-- START OF Records shown --

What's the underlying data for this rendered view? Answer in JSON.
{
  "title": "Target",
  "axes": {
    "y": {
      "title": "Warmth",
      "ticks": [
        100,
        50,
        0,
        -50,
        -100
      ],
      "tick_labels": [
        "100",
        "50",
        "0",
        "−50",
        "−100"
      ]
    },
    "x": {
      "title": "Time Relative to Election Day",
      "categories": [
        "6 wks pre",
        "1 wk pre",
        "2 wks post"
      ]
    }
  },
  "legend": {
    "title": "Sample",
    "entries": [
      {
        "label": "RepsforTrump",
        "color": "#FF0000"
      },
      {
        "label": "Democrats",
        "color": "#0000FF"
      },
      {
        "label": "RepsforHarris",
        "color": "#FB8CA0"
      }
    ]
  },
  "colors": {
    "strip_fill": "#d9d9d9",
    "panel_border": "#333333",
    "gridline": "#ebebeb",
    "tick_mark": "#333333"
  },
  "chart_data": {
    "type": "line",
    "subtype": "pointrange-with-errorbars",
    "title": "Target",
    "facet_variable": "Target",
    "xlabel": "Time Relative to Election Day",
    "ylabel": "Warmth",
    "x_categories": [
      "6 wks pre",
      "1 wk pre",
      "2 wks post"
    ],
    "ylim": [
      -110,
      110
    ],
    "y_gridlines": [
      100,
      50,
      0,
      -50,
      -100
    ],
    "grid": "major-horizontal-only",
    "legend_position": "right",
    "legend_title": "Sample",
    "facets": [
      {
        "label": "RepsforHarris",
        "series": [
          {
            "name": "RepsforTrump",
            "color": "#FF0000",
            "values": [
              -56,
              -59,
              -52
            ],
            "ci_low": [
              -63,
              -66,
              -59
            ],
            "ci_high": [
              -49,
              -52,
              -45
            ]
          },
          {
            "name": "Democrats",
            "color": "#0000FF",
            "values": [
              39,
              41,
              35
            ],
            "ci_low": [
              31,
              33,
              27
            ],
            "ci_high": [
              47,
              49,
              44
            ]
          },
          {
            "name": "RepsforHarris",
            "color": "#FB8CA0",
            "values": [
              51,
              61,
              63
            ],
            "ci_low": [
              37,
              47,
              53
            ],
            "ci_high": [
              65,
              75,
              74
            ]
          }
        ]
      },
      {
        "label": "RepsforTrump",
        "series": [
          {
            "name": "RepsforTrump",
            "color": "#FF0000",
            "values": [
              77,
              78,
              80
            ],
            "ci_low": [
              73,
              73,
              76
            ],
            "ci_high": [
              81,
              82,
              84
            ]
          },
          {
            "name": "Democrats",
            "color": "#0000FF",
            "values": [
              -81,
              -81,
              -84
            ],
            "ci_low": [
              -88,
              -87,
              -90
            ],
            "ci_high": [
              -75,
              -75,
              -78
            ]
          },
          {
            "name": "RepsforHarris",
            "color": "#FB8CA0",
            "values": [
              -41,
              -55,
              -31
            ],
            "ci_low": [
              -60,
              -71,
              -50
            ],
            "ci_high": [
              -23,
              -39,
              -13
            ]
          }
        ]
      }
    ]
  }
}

-- END OF Records shown --

- [Required work]:
In the listing above, how many lines hold the word "Election"? Give the number and nothing more.

- [Written solution]:
2